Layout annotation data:

>> begin

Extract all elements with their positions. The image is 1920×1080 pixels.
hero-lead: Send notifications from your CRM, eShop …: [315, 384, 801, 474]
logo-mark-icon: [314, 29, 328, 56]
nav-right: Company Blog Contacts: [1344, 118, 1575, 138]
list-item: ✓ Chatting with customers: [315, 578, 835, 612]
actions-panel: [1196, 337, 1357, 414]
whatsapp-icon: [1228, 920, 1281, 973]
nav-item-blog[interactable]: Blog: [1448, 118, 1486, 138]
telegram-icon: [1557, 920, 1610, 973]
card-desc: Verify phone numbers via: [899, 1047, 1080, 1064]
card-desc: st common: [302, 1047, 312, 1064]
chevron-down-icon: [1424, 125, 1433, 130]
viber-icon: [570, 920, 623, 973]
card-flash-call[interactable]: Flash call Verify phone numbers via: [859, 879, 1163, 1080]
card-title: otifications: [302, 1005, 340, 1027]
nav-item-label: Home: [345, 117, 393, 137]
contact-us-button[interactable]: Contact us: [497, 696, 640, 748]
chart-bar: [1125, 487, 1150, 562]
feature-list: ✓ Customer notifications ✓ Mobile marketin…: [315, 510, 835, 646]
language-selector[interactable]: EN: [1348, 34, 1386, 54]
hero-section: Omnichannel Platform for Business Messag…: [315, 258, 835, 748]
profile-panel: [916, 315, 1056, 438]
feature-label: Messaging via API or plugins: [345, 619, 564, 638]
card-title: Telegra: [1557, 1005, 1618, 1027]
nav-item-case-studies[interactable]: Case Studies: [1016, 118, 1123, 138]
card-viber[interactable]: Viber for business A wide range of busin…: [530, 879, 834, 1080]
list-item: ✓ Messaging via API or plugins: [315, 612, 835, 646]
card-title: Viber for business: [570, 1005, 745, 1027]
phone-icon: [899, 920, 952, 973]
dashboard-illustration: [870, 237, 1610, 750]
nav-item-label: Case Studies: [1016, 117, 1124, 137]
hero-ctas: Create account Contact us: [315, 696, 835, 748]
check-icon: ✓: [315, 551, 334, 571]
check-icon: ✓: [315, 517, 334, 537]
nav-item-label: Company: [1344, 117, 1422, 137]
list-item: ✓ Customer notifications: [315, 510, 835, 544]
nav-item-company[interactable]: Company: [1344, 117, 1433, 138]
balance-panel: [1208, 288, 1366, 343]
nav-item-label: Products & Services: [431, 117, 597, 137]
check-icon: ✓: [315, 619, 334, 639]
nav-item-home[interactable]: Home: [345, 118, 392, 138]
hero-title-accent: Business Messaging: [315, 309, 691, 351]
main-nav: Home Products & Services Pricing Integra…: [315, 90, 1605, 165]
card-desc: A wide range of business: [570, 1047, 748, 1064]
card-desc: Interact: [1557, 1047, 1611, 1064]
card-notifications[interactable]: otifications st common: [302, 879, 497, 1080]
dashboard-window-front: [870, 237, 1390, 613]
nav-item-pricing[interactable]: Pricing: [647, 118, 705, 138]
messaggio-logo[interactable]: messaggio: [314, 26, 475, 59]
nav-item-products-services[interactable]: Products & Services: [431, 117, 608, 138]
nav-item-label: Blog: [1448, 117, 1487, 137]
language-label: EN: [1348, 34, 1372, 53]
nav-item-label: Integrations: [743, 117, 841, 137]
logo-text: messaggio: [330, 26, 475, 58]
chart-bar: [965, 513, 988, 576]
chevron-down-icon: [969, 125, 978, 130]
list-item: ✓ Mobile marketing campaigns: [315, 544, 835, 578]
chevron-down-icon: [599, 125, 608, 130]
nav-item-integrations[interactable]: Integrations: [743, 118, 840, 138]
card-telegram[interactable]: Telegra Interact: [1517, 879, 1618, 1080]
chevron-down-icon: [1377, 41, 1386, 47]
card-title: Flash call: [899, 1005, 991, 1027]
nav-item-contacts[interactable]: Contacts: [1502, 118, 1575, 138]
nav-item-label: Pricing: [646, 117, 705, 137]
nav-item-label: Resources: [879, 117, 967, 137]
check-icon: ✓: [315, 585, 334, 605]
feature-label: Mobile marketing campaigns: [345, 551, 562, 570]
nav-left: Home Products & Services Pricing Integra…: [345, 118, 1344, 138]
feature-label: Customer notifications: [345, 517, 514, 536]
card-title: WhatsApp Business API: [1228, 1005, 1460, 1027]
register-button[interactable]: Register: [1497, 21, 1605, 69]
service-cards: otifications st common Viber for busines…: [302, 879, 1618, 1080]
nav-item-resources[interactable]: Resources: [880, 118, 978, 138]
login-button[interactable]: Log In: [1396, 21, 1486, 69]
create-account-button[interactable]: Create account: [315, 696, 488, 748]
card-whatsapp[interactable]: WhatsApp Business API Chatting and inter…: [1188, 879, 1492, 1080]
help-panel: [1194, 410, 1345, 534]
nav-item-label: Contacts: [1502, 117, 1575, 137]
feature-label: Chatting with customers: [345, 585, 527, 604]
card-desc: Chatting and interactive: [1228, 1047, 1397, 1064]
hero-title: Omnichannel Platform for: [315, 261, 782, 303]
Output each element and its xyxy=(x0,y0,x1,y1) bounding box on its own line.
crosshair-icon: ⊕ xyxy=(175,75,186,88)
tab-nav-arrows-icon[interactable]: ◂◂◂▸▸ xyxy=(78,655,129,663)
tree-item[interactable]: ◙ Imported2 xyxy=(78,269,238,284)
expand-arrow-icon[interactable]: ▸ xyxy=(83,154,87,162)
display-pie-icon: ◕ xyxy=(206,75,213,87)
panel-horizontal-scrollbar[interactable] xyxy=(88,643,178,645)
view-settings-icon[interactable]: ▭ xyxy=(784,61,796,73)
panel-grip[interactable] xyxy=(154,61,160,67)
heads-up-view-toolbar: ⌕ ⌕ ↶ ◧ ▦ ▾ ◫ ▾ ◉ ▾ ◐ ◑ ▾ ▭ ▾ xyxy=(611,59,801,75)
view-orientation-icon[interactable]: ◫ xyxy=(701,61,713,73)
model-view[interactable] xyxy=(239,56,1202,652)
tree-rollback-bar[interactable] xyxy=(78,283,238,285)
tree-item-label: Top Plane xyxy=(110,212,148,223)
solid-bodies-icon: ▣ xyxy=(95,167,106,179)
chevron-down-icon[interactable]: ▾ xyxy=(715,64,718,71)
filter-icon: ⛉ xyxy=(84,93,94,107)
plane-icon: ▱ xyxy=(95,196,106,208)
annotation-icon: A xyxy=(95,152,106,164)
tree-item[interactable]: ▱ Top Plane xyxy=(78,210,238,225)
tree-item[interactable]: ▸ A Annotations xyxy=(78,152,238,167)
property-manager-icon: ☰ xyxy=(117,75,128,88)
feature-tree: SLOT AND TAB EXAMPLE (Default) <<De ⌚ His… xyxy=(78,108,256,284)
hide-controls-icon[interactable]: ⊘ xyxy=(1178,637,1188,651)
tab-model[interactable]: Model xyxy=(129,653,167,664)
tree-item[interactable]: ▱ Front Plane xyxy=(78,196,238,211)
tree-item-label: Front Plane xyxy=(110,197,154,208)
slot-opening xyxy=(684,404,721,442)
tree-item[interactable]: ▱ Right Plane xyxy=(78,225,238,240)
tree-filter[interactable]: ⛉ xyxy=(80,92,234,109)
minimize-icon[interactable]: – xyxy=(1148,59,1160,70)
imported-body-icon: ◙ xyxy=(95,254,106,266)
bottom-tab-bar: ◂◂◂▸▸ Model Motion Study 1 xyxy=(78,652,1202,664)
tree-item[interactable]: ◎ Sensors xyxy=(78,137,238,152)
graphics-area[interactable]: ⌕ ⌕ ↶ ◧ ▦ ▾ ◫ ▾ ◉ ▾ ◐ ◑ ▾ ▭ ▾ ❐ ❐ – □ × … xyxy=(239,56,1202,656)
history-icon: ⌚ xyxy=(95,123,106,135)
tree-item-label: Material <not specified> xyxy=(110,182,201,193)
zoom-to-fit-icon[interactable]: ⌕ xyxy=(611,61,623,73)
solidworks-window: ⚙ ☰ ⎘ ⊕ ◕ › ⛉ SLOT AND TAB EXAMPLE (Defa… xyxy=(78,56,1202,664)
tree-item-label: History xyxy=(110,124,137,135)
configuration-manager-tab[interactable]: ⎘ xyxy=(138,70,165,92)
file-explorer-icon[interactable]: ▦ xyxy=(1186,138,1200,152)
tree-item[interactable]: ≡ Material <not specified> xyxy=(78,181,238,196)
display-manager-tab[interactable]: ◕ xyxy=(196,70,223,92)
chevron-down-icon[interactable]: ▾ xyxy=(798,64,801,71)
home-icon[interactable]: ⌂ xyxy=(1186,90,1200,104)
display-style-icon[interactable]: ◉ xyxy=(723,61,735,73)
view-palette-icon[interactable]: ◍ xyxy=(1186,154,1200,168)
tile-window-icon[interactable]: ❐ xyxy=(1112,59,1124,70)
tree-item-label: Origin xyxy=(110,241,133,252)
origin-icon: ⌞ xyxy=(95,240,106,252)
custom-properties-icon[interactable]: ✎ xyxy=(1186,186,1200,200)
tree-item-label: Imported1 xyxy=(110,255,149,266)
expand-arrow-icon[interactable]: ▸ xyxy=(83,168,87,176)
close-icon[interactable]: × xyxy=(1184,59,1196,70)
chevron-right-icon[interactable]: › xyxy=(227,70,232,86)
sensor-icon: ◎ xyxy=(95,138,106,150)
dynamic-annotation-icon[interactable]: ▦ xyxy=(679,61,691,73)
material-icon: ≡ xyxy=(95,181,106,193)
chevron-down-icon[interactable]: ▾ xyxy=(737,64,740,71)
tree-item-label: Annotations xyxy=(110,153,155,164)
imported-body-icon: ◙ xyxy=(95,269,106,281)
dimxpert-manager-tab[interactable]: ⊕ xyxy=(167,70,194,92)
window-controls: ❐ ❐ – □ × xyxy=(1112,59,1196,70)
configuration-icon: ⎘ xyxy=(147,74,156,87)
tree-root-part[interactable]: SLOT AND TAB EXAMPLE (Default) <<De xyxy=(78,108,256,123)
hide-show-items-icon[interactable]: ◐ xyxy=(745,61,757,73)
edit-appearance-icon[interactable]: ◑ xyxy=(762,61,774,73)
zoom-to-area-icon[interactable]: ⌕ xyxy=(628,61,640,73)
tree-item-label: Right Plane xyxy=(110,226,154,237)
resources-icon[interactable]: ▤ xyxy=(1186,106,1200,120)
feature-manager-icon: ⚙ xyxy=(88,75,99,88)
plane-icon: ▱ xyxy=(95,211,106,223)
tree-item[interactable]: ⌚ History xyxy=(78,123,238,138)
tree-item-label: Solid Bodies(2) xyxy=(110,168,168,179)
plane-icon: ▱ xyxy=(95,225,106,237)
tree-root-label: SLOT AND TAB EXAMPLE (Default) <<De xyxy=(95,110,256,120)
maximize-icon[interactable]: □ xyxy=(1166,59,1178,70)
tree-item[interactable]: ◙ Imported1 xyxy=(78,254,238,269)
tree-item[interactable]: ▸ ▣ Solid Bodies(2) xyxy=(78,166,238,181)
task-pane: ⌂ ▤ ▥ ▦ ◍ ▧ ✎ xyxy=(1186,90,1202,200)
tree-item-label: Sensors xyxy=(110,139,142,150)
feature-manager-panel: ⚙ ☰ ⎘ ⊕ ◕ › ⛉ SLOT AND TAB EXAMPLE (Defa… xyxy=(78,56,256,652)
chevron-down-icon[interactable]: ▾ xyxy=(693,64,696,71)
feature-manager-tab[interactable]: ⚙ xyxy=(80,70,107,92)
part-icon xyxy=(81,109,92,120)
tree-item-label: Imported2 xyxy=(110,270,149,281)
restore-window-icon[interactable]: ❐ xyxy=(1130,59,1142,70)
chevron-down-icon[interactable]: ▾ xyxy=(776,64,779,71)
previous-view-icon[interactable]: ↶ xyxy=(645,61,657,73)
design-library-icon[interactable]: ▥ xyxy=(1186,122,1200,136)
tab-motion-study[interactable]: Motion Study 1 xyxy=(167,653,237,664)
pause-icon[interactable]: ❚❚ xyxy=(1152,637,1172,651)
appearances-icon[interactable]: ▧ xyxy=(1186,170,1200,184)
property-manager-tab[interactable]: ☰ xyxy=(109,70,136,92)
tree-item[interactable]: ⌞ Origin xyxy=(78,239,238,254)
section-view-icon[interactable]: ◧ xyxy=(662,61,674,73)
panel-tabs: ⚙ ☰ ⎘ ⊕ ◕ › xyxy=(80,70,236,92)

>> end

- [Aim] Rewrite the listing from its first line through the line containing "language-selector[interactable]: EN: [1348, 34, 1386, 54]" as a JSON list of strings, one string per line and blank lines left out.

- [Solved problem]
[
  "Extract all elements with their positions. The image is 1920×1080 pixels.",
  "hero-lead: Send notifications from your CRM, eShop …: [315, 384, 801, 474]",
  "logo-mark-icon: [314, 29, 328, 56]",
  "nav-right: Company Blog Contacts: [1344, 118, 1575, 138]",
  "list-item: ✓ Chatting with customers: [315, 578, 835, 612]",
  "actions-panel: [1196, 337, 1357, 414]",
  "whatsapp-icon: [1228, 920, 1281, 973]",
  "nav-item-blog[interactable]: Blog: [1448, 118, 1486, 138]",
  "telegram-icon: [1557, 920, 1610, 973]",
  "card-desc: Verify phone numbers via: [899, 1047, 1080, 1064]",
  "card-desc: st common: [302, 1047, 312, 1064]",
  "chevron-down-icon: [1424, 125, 1433, 130]",
  "viber-icon: [570, 920, 623, 973]",
  "card-flash-call[interactable]: Flash call Verify phone numbers via: [859, 879, 1163, 1080]",
  "card-title: otifications: [302, 1005, 340, 1027]",
  "nav-item-label: Home: [345, 117, 393, 137]",
  "contact-us-button[interactable]: Contact us: [497, 696, 640, 748]",
  "chart-bar: [1125, 487, 1150, 562]",
  "feature-list: ✓ Customer notifications ✓ Mobile marketin…: [315, 510, 835, 646]",
  "language-selector[interactable]: EN: [1348, 34, 1386, 54]"
]